With a review of the social and environmental performance standards of the International Finance Corporation (IFC, the Bank’s private sector lending arm) underway, internal reports as well as civil society critiques highlight the need for reform.
A forthcoming report from the Bank’s Independent Evaluation Group (IEG) highlights a need for fundamental reform throughout the World Bank Group. One of the more surprising findings of the June IEG report is the estimate that at any given time over 1 million people are affected by involuntary resettlement due to active Bank financed projects, highlighting the widely felt impacts of the Bank. Two-fifths of them are likely to be physically displaced and three fifths economically displaced.
The report concludes that while attention to social and environmental safeguards is reasonably good during appraisal of lending, it is weak during supervision of loan implementation. It finds that more than one-third of Bank projects had “inadequate environmental and social supervision manifested mainly in unrealistic safeguards ratings and poor or absent monitoring and evaluation”. Furthermore, supervision and monitoring deficiencies make it difficult for the Bank to evaluate the results of applying safeguards.
The IEG proposes an overhaul, calling for: a shared set of criteria for assessing social and environmental risks across the Bank group; enhancement of client capacity, ownership and responsibility; strengthening of supervision arrangements by revising guidelines and incentives; and strengthening of safeguards monitoring and evaluation.
The methodologies and depth of the IEG evaluation report have however been called into question. “The critique could be more rigorous, and suggestions to shift more responsibility to clients, emphasised in the report, should be approached very cautiously and only with corollary requirements for greater transparency, verification of client-provided information and IFC supervision,” said Anne Perrault of NGO Center for International Environmental Law.
IFC evaluated
IEG findings on the IFC are expected to contribute to the ongoing revision of the performance standards. They highlight inadequate IFC due diligence for trade finance projects linked to agricultural supply chains with public disclosure of information being the weakest area (See Update 71). It is also highlighted that there are problems with IFC’s categorisation of the risk of projects, which dictates the standards and monitoring applied. The IEG also notes that the IFC places the responsibility for implementation and monitoring on its private sector clients with no independent verification. (See Update 67)
The Compliance Advisor Ombudsman (CAO), the compliance mechanism for the IFC, has also inputted into the IFC review with analysis based on reviewing of complaints it has received. Echoing the IEG, it finds that the IFC’s implementation of broad community support for its projects has been restrictive and not transparent, among other findings. It concludes that there is a “substantial gap between theoretical environmental and social requirements and their practical application.” Weak staff support and insufficient resources have also led to an inability to improve the environmental and social performance of financial intermediaries, such as private banks, through which the IFC channels funds. Investment staff do not appear to be adequately incentivised to support environmental and social risk and impact management. Finally, advisory services provided to low-capacity companies are insufficient for helping them utilise the performance standards. There is also a wide gap in applying the performance standards to advisory services.

Task goal:
Could you update the World Bank safeguards article, starting at "With a review" and ending at "fifths economically displaced.", so that "involuntary resettlement" becomes "forced relocation"? The records are drawn from a separate source.

Entries provided:
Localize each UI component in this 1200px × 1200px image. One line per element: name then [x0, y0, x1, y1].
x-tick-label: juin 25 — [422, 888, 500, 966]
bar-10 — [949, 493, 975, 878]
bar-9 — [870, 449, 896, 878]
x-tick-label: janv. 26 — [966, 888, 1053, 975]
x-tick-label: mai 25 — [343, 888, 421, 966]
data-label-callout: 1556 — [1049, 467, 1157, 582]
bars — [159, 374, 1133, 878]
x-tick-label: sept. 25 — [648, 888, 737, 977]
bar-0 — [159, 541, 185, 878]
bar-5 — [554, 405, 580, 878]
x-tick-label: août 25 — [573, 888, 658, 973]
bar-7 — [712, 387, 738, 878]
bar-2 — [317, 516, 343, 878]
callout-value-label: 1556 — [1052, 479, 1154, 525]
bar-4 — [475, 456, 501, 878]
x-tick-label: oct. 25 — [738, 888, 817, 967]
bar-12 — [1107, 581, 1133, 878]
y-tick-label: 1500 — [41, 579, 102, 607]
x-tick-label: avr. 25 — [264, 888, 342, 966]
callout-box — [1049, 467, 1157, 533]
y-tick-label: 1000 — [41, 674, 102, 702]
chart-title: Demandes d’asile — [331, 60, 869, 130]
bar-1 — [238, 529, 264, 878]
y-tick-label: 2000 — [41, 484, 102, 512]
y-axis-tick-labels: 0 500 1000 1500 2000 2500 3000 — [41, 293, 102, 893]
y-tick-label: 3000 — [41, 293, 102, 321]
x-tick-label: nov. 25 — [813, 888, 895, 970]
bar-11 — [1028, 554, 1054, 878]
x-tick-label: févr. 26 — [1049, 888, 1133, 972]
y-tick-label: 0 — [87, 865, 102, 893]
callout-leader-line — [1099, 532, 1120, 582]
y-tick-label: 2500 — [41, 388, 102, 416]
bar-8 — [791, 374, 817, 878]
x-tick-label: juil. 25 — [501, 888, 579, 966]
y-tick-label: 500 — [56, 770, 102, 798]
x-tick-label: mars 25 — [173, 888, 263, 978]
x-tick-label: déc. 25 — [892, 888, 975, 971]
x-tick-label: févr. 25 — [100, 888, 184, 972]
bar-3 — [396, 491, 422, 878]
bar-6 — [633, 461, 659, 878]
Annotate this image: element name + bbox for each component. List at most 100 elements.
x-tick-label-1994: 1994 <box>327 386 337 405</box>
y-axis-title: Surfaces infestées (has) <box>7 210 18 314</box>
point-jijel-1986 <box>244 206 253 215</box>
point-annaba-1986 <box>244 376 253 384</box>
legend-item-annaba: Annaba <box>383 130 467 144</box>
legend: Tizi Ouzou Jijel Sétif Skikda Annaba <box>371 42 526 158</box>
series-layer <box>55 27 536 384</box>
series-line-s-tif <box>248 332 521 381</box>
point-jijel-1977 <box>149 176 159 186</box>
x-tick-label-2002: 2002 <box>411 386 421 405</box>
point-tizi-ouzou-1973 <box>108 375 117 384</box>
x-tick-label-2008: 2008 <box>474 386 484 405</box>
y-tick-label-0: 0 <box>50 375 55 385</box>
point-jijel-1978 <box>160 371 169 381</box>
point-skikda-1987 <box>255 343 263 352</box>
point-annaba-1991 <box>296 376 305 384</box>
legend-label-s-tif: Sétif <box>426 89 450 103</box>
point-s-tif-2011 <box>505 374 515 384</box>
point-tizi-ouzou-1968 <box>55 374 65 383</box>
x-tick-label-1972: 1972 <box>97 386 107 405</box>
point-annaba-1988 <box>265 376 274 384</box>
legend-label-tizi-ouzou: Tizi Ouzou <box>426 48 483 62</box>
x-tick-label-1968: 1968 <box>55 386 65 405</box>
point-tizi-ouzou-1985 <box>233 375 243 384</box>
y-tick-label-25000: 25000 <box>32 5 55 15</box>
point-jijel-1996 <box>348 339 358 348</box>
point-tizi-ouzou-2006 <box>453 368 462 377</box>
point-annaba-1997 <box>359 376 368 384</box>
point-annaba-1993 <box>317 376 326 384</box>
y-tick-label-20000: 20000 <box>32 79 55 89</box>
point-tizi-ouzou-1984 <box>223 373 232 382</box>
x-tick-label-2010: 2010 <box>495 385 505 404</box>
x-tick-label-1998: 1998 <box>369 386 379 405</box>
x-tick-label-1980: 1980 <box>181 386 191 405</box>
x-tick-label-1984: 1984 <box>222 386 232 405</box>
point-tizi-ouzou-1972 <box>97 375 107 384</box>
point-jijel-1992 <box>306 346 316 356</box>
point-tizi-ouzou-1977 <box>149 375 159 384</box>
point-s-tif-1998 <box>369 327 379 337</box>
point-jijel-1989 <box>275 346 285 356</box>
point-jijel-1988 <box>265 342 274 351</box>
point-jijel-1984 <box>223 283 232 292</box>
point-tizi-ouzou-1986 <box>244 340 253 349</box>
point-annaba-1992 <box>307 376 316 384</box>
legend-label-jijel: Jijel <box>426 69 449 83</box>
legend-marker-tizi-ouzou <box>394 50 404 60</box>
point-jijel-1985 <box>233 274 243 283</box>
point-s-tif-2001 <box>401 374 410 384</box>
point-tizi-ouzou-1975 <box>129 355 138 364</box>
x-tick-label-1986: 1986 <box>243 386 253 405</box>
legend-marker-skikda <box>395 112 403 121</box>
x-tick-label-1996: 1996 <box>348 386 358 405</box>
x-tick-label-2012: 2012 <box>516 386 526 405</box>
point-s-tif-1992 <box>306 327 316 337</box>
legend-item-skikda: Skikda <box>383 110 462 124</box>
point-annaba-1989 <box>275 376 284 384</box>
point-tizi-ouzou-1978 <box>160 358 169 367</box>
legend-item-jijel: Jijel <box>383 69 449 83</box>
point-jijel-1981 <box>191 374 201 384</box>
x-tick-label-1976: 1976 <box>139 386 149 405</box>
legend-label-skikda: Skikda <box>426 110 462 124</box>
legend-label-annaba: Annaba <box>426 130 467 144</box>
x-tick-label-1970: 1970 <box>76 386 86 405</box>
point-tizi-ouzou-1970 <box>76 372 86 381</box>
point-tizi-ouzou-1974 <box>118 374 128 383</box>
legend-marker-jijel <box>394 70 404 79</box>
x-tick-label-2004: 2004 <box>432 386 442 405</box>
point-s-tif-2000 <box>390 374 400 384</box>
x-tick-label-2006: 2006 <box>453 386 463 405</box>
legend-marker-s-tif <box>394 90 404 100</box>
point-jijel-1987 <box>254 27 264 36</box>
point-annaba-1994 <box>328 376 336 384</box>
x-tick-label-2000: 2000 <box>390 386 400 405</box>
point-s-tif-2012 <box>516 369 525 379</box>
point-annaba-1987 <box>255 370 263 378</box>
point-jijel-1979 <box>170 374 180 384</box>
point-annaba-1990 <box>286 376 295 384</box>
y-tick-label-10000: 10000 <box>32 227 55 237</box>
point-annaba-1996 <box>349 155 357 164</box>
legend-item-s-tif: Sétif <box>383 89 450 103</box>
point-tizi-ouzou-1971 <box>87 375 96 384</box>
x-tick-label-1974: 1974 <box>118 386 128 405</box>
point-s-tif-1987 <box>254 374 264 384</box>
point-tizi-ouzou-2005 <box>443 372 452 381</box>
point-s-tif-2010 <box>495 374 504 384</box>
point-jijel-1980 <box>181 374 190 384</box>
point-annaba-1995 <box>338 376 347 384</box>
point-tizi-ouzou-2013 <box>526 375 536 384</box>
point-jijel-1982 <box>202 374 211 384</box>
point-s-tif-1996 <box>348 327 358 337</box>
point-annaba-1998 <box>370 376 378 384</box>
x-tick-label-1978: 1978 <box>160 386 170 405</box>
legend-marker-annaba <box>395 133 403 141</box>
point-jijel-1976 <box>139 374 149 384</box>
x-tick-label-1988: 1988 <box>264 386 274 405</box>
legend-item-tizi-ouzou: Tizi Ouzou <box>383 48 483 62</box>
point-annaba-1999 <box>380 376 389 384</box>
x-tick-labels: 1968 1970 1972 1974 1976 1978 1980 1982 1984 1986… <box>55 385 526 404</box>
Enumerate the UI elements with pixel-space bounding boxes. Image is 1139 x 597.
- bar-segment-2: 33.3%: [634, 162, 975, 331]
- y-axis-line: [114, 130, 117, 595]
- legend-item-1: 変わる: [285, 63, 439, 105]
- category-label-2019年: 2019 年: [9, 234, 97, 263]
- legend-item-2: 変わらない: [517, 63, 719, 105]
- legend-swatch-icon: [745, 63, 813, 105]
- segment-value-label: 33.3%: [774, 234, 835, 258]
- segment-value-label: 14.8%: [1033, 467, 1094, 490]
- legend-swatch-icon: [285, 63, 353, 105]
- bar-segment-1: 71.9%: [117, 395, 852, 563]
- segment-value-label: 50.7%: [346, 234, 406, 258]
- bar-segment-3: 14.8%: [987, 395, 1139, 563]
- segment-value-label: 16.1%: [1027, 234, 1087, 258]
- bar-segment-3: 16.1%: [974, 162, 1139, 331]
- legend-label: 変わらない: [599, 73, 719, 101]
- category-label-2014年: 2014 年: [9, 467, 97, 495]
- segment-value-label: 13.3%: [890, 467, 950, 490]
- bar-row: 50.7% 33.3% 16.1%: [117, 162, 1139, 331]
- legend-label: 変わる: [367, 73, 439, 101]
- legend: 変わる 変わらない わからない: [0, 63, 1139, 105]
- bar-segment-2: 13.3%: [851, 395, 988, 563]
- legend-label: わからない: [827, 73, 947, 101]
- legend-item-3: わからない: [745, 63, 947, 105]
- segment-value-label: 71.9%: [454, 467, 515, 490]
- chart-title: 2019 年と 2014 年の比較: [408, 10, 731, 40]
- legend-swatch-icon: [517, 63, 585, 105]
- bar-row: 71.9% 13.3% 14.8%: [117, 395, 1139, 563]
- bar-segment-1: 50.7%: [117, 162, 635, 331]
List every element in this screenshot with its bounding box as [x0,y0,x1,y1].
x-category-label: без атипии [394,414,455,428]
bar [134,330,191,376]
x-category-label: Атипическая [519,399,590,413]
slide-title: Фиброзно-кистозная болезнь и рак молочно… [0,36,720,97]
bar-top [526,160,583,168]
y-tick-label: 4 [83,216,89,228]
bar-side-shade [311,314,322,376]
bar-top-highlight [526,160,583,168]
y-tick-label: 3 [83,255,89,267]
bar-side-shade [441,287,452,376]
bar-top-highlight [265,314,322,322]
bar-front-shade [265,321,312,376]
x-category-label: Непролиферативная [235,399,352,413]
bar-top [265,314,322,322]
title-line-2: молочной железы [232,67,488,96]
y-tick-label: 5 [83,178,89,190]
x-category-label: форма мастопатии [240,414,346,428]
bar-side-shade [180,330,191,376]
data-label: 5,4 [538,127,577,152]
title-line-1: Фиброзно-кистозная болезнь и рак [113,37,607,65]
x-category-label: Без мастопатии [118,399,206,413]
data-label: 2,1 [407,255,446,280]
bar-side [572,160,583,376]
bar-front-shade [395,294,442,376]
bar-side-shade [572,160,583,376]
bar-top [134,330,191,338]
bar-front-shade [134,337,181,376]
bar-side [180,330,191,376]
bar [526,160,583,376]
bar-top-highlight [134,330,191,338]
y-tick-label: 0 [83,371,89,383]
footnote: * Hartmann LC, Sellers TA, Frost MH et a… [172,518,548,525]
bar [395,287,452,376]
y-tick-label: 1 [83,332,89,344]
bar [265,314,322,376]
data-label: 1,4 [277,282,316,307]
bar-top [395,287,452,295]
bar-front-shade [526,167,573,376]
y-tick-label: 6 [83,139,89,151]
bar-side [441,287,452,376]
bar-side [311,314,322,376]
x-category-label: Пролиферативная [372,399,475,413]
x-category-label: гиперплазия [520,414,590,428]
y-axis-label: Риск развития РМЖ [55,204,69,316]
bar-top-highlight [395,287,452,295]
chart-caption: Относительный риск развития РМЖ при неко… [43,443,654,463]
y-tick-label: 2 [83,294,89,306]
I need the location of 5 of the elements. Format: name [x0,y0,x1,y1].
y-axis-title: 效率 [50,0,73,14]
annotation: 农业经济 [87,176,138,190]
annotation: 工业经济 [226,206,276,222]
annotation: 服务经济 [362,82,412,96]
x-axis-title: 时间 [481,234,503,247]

Answer for the task:
With a review of the social and environmental performance standards of the International Finance Corporation (IFC, the Bank’s private sector lending arm) underway, internal reports as well as civil society critiques highlight the need for reform.
A forthcoming report from the Bank’s Independent Evaluation Group (IEG) highlights a need for fundamental reform throughout the World Bank Group. One of the more surprising findings of the June IEG report is the estimate that at any given time over 1 million people are affected by forced relocation due to active Bank financed projects, highlighting the widely felt impacts of the Bank. Two-fifths of them are likely to be physically displaced and three fifths economically displaced.